▸ Task to complete
Once the pictures are set aside, transcribe the remaining data exactly.

* start *

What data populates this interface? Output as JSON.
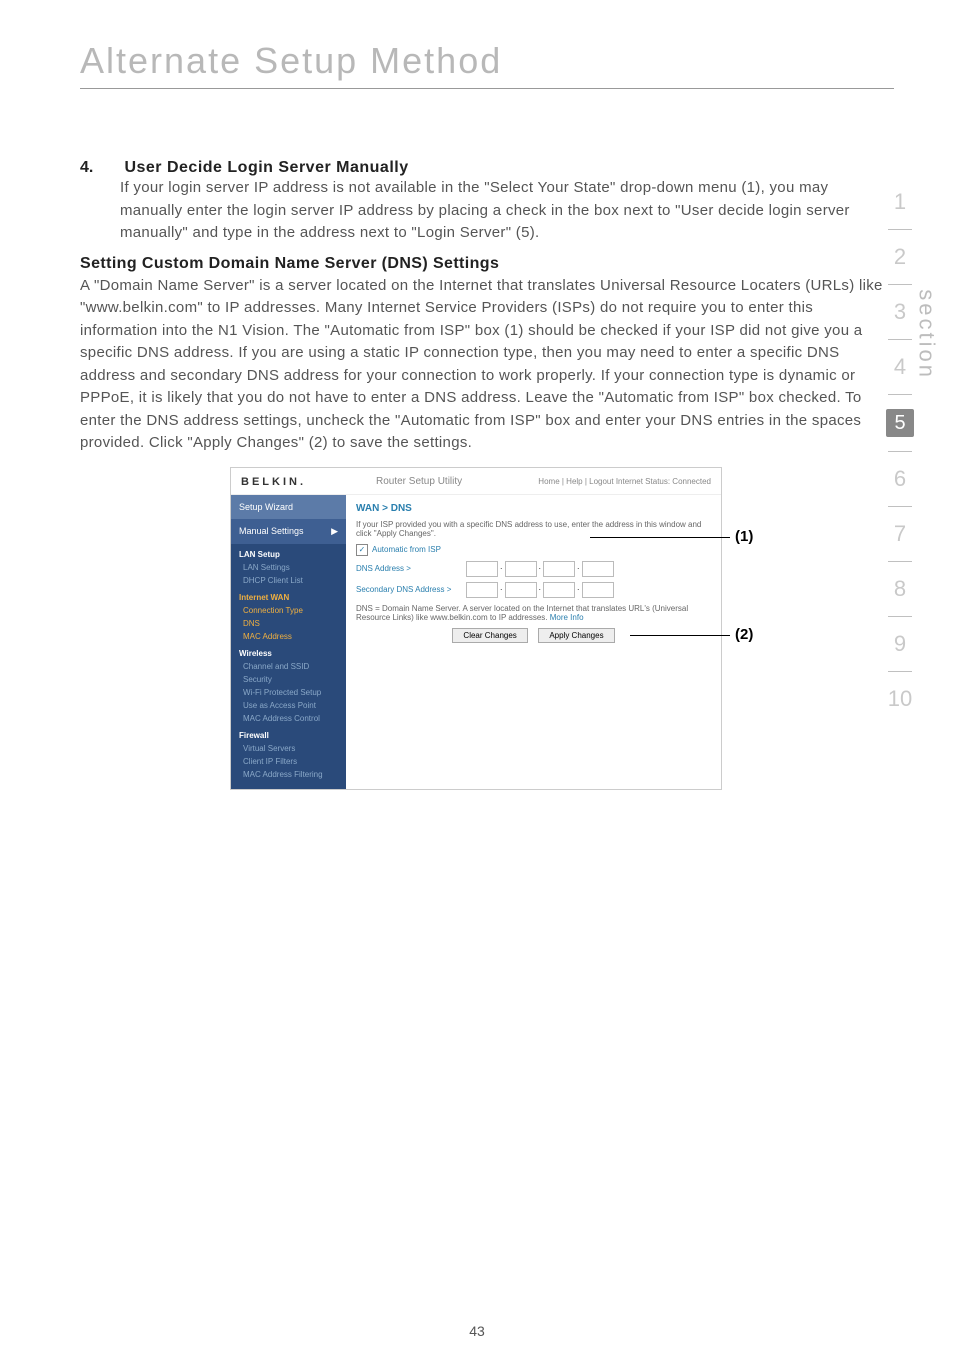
{
  "page_title": "Alternate Setup Method",
  "item4": {
    "num": "4.",
    "heading": "User Decide Login Server Manually",
    "body": "If your login server IP address is not available in the \"Select Your State\" drop-down menu (1), you may manually enter the login server IP address by placing a check in the box next to \"User decide login server manually\" and type in the address next to \"Login Server\" (5)."
  },
  "dns_heading": "Setting Custom Domain Name Server (DNS) Settings",
  "dns_body": "A \"Domain Name Server\" is a server located on the Internet that translates Universal Resource Locaters (URLs) like \"www.belkin.com\" to IP addresses. Many Internet Service Providers (ISPs) do not require you to enter this information into the N1 Vision. The \"Automatic from ISP\" box (1) should be checked if your ISP did not give you a specific DNS address. If you are using a static IP connection type, then you may need to enter a specific DNS address and secondary DNS address for your connection to work properly. If your connection type is dynamic or PPPoE, it is likely that you do not have to enter a DNS address. Leave the \"Automatic from ISP\" box checked. To enter the DNS address settings, uncheck the \"Automatic from ISP\" box and enter your DNS entries in the spaces provided. Click \"Apply Changes\" (2) to save the settings.",
  "side_nav": [
    "1",
    "2",
    "3",
    "4",
    "5",
    "6",
    "7",
    "8",
    "9",
    "10"
  ],
  "side_active_index": 4,
  "section_label": "section",
  "embed": {
    "brand": "BELKIN.",
    "utility": "Router Setup Utility",
    "header_right": "Home | Help | Logout   Internet Status: Connected",
    "sidebar": {
      "wizard": "Setup Wizard",
      "manual": "Manual Settings",
      "groups": [
        {
          "cat": "LAN Setup",
          "items": [
            "LAN Settings",
            "DHCP Client List"
          ]
        },
        {
          "cat": "Internet WAN",
          "hl": true,
          "items": [
            "Connection Type",
            "DNS",
            "MAC Address"
          ]
        },
        {
          "cat": "Wireless",
          "items": [
            "Channel and SSID",
            "Security",
            "Wi-Fi Protected Setup",
            "Use as Access Point",
            "MAC Address Control"
          ]
        },
        {
          "cat": "Firewall",
          "items": [
            "Virtual Servers",
            "Client IP Filters",
            "MAC Address Filtering"
          ]
        }
      ]
    },
    "main": {
      "crumb": "WAN > DNS",
      "desc": "If your ISP provided you with a specific DNS address to use, enter the address in this window and click \"Apply Changes\".",
      "auto_label": "Automatic from ISP",
      "dns_label": "DNS Address >",
      "sec_dns_label": "Secondary DNS Address >",
      "note_prefix": "DNS = Domain Name Server. A server located on the Internet that translates URL's (Universal Resource Links) like www.belkin.com to IP addresses. ",
      "note_link": "More Info",
      "clear": "Clear Changes",
      "apply": "Apply Changes"
    }
  },
  "callouts": {
    "c1": "(1)",
    "c2": "(2)"
  },
  "page_number": "43"
}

* end *

▸ Task result
What data populates this interface? Output as JSON.
{
  "page_title": "Alternate Setup Method",
  "item4": {
    "num": "4.",
    "heading": "User Decide Login Server Manually",
    "body": "If your login server IP address is not available in the \"Select Your State\" drop-down menu (1), you may manually enter the login server IP address by placing a check in the box next to \"User decide login server manually\" and type in the address next to \"Login Server\" (5)."
  },
  "dns_heading": "Setting Custom Domain Name Server (DNS) Settings",
  "dns_body": "A \"Domain Name Server\" is a server located on the Internet that translates Universal Resource Locaters (URLs) like \"www.belkin.com\" to IP addresses. Many Internet Service Providers (ISPs) do not require you to enter this information into the N1 Vision. The \"Automatic from ISP\" box (1) should be checked if your ISP did not give you a specific DNS address. If you are using a static IP connection type, then you may need to enter a specific DNS address and secondary DNS address for your connection to work properly. If your connection type is dynamic or PPPoE, it is likely that you do not have to enter a DNS address. Leave the \"Automatic from ISP\" box checked. To enter the DNS address settings, uncheck the \"Automatic from ISP\" box and enter your DNS entries in the spaces provided. Click \"Apply Changes\" (2) to save the settings.",
  "side_nav": [
    "1",
    "2",
    "3",
    "4",
    "5",
    "6",
    "7",
    "8",
    "9",
    "10"
  ],
  "side_active_index": 4,
  "section_label": "section",
  "embed": {
    "brand": "BELKIN.",
    "utility": "Router Setup Utility",
    "header_right": "Home | Help | Logout   Internet Status: Connected",
    "sidebar": {
      "wizard": "Setup Wizard",
      "manual": "Manual Settings",
      "groups": [
        {
          "cat": "LAN Setup",
          "items": [
            "LAN Settings",
            "DHCP Client List"
          ]
        },
        {
          "cat": "Internet WAN",
          "hl": true,
          "items": [
            "Connection Type",
            "DNS",
            "MAC Address"
          ]
        },
        {
          "cat": "Wireless",
          "items": [
            "Channel and SSID",
            "Security",
            "Wi-Fi Protected Setup",
            "Use as Access Point",
            "MAC Address Control"
          ]
        },
        {
          "cat": "Firewall",
          "items": [
            "Virtual Servers",
            "Client IP Filters",
            "MAC Address Filtering"
          ]
        }
      ]
    },
    "main": {
      "crumb": "WAN > DNS",
      "desc": "If your ISP provided you with a specific DNS address to use, enter the address in this window and click \"Apply Changes\".",
      "auto_label": "Automatic from ISP",
      "dns_label": "DNS Address >",
      "sec_dns_label": "Secondary DNS Address >",
      "note_prefix": "DNS = Domain Name Server. A server located on the Internet that translates URL's (Universal Resource Links) like www.belkin.com to IP addresses. ",
      "note_link": "More Info",
      "clear": "Clear Changes",
      "apply": "Apply Changes"
    }
  },
  "callouts": {
    "c1": "(1)",
    "c2": "(2)"
  },
  "page_number": "43"
}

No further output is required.